Work instructions >>
Write out, with every character unchanged, the part of the entries that opens with their first line and closes with the line containing "point bbox=[504, 260, 513, 270]".

[Items from a data source]
====

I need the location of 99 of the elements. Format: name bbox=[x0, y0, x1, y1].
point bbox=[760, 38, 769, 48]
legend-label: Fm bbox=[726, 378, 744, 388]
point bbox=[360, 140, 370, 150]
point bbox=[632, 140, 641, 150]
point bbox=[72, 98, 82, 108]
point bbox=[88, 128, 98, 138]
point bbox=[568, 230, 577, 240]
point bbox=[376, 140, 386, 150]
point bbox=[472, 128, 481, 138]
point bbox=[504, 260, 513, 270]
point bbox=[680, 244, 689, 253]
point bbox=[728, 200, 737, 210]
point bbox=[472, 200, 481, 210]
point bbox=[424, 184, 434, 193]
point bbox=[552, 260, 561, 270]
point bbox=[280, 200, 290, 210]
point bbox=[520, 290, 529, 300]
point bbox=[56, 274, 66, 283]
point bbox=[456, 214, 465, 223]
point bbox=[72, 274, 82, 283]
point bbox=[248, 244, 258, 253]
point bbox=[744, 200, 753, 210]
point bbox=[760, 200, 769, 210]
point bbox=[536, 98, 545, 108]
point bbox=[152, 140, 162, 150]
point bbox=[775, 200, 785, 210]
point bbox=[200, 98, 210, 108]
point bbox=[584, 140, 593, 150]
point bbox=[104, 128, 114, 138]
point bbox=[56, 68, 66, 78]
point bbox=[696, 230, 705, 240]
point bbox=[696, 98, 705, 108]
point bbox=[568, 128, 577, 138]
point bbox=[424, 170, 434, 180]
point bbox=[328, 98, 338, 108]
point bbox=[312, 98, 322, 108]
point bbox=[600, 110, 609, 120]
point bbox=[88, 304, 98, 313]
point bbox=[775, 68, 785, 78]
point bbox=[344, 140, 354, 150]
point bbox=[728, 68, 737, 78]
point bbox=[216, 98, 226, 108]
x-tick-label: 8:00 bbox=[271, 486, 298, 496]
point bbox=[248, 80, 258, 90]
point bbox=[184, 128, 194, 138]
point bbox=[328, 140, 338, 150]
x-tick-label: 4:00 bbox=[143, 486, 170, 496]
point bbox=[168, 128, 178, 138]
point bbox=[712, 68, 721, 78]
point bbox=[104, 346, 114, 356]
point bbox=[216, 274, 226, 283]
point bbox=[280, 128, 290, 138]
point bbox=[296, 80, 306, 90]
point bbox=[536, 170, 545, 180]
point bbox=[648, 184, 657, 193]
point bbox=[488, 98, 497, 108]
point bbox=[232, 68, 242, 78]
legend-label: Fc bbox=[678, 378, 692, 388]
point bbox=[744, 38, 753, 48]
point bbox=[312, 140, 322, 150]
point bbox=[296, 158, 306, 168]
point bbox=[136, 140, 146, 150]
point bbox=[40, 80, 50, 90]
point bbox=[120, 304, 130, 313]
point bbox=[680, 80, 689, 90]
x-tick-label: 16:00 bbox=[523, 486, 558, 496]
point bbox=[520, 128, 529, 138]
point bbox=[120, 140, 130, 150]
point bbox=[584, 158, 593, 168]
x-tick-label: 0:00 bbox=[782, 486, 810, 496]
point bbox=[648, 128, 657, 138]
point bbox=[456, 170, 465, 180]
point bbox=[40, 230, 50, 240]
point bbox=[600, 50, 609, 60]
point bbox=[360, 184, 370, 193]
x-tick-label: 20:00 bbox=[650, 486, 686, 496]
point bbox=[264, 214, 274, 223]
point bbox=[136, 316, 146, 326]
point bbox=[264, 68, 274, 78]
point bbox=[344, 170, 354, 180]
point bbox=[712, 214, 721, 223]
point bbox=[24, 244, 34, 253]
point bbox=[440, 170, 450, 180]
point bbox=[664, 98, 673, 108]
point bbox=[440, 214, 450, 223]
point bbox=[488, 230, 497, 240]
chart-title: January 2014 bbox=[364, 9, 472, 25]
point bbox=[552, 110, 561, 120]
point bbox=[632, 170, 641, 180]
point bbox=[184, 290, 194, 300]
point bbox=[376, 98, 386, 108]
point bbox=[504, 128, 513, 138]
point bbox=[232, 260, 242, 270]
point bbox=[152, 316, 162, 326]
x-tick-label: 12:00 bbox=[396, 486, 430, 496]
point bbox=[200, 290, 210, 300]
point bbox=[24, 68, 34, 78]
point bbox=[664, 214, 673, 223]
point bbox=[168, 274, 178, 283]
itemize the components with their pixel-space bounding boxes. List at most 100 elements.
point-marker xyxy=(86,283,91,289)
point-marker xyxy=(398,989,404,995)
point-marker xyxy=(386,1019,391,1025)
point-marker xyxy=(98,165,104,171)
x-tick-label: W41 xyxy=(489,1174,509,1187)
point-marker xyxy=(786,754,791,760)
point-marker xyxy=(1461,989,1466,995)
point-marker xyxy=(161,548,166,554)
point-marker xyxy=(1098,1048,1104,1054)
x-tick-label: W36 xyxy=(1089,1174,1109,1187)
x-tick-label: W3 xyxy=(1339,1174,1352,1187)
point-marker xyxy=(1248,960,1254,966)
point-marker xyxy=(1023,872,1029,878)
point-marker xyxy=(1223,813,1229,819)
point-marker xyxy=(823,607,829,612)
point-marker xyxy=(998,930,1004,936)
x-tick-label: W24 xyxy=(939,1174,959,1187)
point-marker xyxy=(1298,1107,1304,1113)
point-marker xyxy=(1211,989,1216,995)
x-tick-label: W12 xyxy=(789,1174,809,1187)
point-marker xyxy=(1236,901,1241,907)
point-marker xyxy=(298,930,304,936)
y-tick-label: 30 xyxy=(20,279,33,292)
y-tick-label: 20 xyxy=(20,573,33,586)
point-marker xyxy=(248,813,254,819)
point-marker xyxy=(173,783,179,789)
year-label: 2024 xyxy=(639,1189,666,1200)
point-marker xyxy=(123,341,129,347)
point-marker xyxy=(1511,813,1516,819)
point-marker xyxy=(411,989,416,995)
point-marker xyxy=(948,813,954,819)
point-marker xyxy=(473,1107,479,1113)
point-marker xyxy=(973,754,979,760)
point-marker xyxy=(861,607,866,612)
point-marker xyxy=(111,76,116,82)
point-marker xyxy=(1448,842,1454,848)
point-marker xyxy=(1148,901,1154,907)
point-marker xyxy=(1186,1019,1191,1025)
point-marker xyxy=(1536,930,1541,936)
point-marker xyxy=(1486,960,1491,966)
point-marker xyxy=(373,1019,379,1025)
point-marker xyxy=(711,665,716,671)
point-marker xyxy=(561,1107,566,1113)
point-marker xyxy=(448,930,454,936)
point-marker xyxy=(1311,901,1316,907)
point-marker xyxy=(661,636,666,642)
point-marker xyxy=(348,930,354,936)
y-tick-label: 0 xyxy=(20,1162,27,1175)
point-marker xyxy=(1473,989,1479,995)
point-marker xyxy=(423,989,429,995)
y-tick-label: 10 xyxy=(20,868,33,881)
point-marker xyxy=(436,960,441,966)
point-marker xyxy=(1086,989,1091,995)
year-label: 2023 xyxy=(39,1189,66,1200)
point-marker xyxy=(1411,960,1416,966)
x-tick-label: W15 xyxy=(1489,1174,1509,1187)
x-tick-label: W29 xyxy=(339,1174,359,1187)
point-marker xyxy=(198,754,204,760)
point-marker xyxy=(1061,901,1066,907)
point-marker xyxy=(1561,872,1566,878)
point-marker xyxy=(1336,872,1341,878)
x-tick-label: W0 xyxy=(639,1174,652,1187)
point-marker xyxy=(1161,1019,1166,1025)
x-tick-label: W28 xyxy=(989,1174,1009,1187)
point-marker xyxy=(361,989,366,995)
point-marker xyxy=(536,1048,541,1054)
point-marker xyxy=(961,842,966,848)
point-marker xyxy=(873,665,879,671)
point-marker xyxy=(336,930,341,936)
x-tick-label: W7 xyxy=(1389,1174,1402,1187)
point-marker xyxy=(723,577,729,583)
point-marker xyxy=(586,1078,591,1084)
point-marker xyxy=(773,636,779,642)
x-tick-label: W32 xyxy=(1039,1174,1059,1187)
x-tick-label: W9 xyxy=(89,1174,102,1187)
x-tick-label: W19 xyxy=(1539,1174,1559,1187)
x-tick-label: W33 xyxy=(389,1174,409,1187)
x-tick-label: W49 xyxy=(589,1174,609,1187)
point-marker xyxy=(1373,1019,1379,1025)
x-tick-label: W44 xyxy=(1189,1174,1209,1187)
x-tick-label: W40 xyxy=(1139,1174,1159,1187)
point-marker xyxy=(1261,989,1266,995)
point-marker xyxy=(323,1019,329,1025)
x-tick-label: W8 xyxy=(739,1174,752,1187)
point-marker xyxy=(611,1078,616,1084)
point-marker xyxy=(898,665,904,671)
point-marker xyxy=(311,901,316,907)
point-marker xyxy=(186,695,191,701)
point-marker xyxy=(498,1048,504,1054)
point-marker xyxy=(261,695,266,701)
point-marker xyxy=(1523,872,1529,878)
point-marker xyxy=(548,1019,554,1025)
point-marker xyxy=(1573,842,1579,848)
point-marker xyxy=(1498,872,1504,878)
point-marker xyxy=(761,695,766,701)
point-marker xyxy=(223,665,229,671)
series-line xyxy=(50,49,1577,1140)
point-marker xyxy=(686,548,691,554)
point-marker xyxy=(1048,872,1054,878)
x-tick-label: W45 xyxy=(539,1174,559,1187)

====

Reply to the task >>
I need the location of 99 of the elements. Format: name bbox=[x0, y0, x1, y1].
point bbox=[760, 38, 769, 48]
legend-label: Fm bbox=[726, 378, 744, 388]
point bbox=[360, 140, 370, 150]
point bbox=[632, 140, 641, 150]
point bbox=[72, 98, 82, 108]
point bbox=[88, 128, 98, 138]
point bbox=[568, 230, 577, 240]
point bbox=[376, 140, 386, 150]
point bbox=[472, 128, 481, 138]
point bbox=[504, 260, 513, 270]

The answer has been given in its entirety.